Records supplied
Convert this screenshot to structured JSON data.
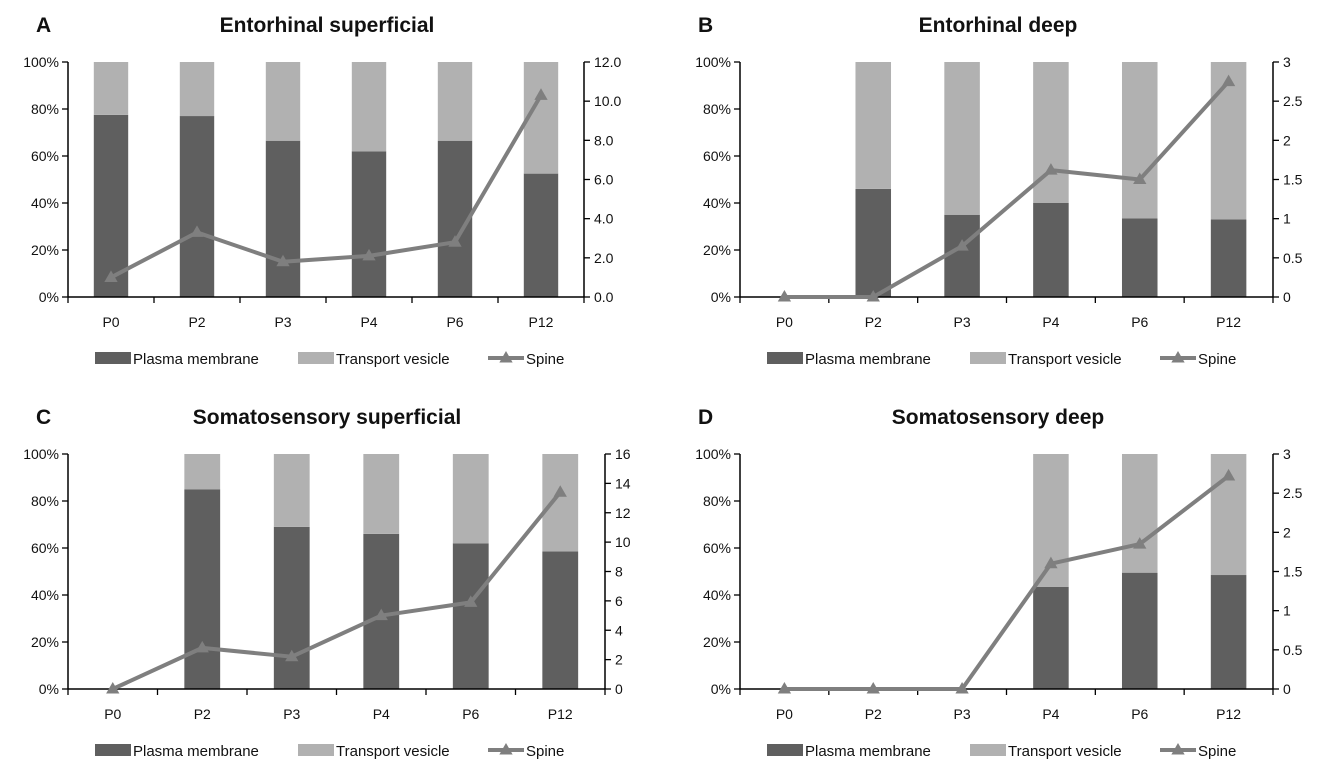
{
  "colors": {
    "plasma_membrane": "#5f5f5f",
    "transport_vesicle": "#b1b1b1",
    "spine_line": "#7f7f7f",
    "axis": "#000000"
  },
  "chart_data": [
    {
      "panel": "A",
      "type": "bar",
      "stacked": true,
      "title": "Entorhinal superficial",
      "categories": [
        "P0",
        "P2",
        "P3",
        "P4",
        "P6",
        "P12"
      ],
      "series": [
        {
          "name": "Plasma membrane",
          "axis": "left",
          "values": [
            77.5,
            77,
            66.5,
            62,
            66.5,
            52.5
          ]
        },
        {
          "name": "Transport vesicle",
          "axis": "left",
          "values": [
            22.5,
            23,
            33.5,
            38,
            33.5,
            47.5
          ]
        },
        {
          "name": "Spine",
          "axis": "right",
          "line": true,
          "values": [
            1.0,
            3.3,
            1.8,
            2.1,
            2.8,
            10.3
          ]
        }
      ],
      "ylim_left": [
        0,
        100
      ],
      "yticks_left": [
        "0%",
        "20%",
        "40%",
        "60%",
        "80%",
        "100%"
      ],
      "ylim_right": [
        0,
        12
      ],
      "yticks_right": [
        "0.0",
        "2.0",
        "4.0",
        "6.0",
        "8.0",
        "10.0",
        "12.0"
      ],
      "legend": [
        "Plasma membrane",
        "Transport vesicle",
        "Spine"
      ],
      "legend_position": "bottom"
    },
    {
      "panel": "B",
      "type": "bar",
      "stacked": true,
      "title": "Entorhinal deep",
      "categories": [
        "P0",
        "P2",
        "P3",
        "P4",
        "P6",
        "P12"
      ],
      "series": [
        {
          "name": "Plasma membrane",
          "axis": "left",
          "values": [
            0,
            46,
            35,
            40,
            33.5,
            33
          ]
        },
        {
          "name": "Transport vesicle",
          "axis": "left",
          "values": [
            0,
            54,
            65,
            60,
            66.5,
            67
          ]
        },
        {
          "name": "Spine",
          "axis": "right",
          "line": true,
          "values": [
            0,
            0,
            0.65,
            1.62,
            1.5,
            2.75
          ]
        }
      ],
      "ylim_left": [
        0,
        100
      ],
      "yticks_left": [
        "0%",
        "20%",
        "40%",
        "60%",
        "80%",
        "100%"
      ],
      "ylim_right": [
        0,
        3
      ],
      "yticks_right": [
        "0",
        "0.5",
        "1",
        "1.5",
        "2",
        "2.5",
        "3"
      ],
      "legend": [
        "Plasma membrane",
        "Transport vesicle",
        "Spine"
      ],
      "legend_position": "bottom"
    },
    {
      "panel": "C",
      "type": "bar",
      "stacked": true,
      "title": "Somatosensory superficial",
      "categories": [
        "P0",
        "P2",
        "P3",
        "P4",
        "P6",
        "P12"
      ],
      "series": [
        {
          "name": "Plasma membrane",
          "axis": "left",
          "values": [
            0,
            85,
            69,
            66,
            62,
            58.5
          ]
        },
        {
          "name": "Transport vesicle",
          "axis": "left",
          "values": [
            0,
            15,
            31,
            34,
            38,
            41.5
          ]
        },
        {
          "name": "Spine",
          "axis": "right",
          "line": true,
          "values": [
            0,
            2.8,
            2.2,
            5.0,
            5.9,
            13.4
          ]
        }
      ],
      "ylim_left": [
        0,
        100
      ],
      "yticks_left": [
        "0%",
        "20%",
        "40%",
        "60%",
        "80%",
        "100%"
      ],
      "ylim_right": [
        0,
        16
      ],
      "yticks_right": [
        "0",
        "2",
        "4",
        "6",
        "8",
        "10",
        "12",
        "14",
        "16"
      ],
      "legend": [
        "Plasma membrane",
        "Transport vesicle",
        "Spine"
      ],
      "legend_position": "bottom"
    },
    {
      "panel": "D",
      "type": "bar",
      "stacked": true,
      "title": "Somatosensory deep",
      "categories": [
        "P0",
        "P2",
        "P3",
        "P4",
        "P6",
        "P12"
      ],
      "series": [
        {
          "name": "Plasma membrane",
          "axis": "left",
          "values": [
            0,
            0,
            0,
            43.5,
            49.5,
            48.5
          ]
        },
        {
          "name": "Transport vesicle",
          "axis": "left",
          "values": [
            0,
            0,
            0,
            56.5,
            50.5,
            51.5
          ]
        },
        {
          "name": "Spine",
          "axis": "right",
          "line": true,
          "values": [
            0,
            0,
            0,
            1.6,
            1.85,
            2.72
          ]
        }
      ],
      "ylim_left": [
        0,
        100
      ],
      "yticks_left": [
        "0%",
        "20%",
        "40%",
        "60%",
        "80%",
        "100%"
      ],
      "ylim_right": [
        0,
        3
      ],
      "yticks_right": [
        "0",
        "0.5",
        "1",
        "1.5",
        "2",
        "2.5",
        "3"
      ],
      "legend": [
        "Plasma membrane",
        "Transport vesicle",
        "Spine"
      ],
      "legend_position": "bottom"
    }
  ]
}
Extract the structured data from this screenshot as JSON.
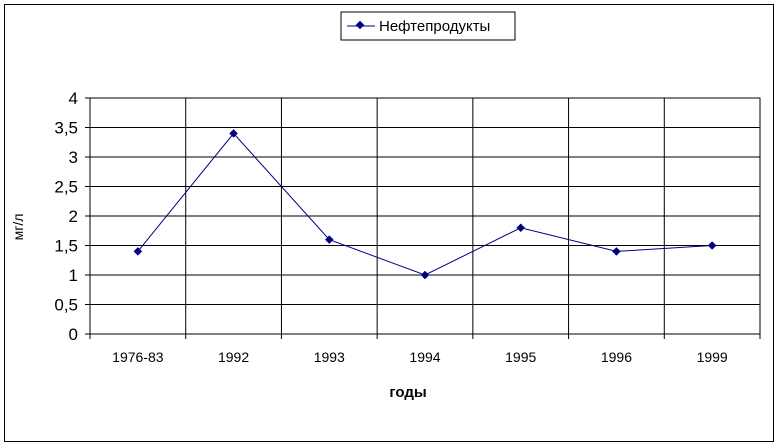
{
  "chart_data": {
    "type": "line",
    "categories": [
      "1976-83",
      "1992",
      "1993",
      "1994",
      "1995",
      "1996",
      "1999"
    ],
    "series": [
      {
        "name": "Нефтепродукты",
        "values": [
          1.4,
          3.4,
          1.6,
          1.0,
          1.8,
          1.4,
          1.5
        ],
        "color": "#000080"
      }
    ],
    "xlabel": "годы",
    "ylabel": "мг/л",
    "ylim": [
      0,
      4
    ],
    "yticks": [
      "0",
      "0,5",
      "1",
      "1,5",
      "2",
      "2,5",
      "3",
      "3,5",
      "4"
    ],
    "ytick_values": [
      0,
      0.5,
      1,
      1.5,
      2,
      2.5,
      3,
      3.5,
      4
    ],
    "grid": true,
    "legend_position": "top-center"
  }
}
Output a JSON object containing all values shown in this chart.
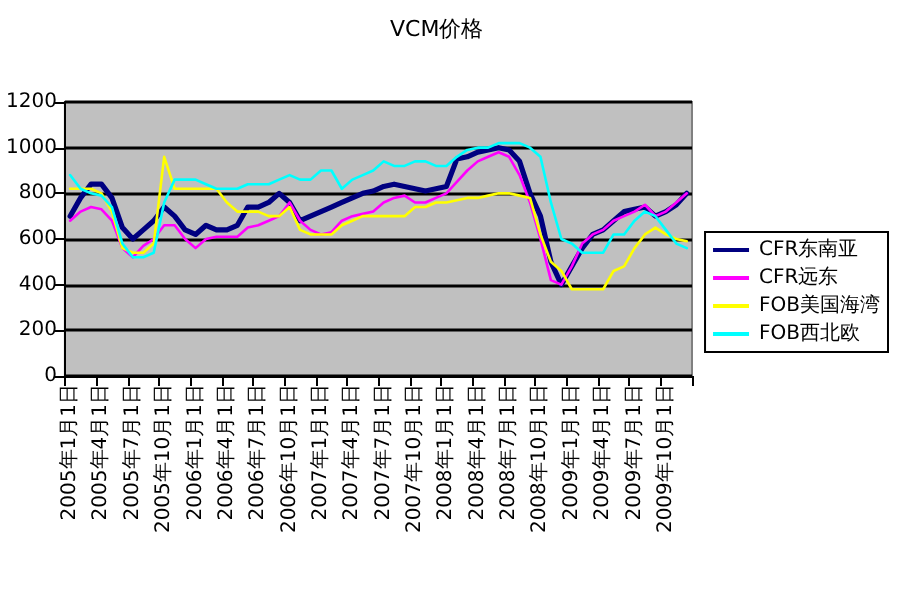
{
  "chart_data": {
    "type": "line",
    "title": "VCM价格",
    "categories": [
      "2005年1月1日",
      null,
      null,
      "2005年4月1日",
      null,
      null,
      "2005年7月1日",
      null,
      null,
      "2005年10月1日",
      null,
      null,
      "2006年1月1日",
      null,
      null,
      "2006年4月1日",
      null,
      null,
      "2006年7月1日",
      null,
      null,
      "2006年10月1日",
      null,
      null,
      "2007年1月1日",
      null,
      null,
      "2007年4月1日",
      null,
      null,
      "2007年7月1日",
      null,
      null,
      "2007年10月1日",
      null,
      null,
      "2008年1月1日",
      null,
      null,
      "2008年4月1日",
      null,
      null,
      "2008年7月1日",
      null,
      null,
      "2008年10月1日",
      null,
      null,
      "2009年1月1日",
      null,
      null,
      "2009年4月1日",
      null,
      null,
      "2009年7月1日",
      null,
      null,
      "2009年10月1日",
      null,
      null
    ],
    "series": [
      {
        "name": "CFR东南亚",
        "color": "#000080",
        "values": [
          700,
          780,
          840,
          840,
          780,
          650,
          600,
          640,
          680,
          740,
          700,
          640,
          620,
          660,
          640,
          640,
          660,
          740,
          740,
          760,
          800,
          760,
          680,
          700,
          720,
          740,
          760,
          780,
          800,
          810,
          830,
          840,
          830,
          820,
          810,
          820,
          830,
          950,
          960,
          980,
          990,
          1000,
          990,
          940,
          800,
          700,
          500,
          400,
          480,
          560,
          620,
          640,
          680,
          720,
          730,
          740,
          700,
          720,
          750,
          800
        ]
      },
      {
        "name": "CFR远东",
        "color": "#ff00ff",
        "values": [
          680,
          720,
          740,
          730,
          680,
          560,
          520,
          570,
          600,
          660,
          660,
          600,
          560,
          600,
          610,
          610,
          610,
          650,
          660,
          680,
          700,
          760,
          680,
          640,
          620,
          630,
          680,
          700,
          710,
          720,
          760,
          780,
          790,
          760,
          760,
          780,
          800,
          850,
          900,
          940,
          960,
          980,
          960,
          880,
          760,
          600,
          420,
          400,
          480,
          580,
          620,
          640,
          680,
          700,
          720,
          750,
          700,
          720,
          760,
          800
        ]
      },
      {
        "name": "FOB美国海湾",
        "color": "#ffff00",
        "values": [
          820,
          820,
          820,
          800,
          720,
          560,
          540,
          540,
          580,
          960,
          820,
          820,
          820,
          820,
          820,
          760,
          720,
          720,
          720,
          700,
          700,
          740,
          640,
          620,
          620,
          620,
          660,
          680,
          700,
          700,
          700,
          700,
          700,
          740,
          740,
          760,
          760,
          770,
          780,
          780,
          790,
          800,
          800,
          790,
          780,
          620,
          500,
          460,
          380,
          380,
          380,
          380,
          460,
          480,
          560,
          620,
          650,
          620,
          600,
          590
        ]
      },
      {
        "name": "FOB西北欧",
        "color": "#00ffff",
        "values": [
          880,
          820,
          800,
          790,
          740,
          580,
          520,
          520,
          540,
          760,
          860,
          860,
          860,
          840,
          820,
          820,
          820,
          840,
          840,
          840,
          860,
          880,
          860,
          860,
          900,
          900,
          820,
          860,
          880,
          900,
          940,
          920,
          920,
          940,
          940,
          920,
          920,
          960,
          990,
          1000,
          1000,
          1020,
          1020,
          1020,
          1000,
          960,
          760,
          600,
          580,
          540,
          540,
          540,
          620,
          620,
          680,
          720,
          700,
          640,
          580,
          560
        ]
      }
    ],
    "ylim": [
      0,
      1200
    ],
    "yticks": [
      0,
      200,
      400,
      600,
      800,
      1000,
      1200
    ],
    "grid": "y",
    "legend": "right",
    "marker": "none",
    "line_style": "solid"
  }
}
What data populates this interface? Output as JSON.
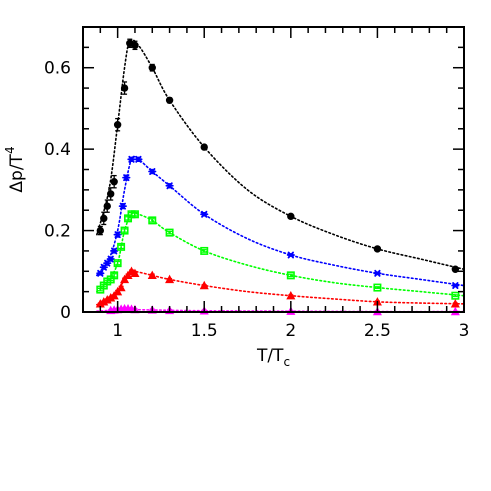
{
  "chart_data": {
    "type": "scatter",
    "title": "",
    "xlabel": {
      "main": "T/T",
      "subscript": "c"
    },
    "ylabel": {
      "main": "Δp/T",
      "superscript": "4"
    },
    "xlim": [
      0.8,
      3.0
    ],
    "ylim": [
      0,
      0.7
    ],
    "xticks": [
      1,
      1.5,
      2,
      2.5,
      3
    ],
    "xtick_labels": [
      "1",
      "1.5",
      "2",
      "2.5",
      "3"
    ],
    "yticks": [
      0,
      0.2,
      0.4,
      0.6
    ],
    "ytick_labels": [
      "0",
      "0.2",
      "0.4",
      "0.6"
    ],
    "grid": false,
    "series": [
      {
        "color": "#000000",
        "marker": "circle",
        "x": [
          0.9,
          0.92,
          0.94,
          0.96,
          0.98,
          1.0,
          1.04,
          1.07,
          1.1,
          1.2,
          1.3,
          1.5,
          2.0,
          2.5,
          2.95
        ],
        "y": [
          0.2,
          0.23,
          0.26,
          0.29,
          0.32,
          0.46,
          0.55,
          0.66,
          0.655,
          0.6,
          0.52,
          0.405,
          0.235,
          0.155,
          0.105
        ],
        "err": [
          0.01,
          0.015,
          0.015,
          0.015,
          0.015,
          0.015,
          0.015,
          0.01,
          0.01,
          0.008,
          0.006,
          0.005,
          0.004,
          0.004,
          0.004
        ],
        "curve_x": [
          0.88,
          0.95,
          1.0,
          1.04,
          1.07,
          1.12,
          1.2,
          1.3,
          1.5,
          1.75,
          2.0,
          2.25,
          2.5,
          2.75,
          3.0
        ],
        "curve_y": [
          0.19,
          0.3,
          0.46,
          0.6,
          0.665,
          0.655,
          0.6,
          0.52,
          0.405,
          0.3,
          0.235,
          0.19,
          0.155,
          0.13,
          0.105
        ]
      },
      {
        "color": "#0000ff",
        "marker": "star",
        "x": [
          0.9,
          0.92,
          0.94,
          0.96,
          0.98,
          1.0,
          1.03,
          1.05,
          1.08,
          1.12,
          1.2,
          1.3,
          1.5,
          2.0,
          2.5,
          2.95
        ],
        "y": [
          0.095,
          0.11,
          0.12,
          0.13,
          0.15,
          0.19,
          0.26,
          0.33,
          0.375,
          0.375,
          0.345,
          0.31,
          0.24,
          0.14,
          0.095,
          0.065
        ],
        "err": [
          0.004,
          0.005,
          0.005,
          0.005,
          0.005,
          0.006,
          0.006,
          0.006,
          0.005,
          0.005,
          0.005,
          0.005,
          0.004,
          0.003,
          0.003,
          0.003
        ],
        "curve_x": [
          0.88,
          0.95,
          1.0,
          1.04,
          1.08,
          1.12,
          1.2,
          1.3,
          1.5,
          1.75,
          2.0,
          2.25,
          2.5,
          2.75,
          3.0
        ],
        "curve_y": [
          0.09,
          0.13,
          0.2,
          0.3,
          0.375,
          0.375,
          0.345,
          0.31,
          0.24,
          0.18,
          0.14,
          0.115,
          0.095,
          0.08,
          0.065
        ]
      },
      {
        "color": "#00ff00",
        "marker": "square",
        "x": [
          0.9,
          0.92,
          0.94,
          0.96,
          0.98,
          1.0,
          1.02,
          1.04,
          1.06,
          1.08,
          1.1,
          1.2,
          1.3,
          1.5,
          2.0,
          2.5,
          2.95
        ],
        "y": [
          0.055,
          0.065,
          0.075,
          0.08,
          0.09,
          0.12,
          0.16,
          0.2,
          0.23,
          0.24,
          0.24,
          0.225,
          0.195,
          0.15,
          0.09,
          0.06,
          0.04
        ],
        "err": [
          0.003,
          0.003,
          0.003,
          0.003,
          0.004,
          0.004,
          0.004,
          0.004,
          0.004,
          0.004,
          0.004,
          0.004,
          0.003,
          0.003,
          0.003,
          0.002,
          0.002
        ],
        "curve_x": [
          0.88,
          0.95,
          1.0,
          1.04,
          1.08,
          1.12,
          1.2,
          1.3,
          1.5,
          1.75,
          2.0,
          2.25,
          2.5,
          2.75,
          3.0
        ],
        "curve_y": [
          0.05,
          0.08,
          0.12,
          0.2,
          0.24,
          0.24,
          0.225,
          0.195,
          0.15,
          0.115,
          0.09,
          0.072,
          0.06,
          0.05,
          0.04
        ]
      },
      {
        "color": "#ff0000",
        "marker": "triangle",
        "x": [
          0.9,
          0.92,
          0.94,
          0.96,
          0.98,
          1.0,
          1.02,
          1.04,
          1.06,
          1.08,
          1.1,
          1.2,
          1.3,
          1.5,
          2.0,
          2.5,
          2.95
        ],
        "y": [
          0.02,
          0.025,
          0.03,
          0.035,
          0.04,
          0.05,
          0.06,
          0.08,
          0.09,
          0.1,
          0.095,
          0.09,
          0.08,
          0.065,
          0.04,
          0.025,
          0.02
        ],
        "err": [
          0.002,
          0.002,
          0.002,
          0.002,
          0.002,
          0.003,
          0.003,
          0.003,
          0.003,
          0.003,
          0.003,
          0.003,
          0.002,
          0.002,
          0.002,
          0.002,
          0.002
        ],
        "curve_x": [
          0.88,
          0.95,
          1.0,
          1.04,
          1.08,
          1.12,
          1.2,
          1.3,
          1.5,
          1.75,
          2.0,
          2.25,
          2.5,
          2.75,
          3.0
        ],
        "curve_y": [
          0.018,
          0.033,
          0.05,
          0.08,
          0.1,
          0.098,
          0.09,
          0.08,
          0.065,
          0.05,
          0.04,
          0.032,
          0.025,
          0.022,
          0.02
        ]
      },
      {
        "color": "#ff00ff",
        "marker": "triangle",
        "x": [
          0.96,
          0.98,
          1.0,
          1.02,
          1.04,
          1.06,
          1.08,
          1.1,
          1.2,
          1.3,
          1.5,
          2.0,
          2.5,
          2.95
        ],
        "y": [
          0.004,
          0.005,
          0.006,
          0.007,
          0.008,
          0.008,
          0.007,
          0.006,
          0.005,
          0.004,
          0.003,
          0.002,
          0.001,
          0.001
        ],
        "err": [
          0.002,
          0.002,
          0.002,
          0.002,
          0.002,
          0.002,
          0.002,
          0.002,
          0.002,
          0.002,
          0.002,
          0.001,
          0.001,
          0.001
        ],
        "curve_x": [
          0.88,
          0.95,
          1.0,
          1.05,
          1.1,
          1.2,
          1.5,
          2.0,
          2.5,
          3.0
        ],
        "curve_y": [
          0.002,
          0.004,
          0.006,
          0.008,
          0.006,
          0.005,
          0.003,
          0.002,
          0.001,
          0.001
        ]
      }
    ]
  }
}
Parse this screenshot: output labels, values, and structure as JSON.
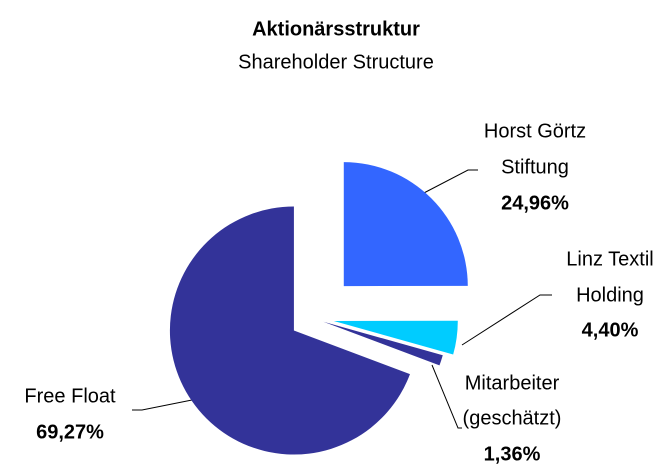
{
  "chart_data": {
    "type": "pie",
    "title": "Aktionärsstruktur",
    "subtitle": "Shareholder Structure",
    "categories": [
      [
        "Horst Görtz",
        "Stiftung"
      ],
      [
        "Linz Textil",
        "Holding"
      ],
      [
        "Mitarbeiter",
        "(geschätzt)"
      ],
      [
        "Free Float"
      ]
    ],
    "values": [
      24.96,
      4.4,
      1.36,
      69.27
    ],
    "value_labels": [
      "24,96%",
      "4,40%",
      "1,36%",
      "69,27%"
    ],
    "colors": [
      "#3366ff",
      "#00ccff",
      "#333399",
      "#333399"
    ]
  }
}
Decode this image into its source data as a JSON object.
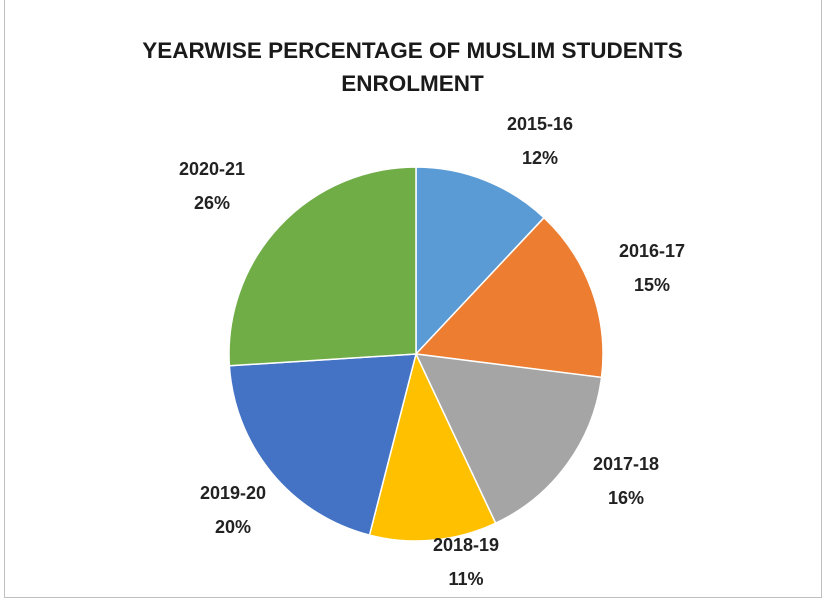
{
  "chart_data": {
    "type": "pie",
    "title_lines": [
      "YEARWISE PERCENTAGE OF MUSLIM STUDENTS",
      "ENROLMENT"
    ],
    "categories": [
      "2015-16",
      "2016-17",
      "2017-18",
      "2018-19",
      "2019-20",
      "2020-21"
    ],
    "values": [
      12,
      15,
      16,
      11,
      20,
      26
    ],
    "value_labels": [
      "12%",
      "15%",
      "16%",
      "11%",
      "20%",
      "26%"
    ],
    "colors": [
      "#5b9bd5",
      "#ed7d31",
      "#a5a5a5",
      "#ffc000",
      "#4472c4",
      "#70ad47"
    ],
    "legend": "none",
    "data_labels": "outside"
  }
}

Problem details
Extract from the material all lines containing the string "screenshot".

Written answer
Convert this screenshot to structured JSON data.
Extract the structured data from this screenshot as JSON.
Parse this screenshot: output labels, values, and structure as JSON.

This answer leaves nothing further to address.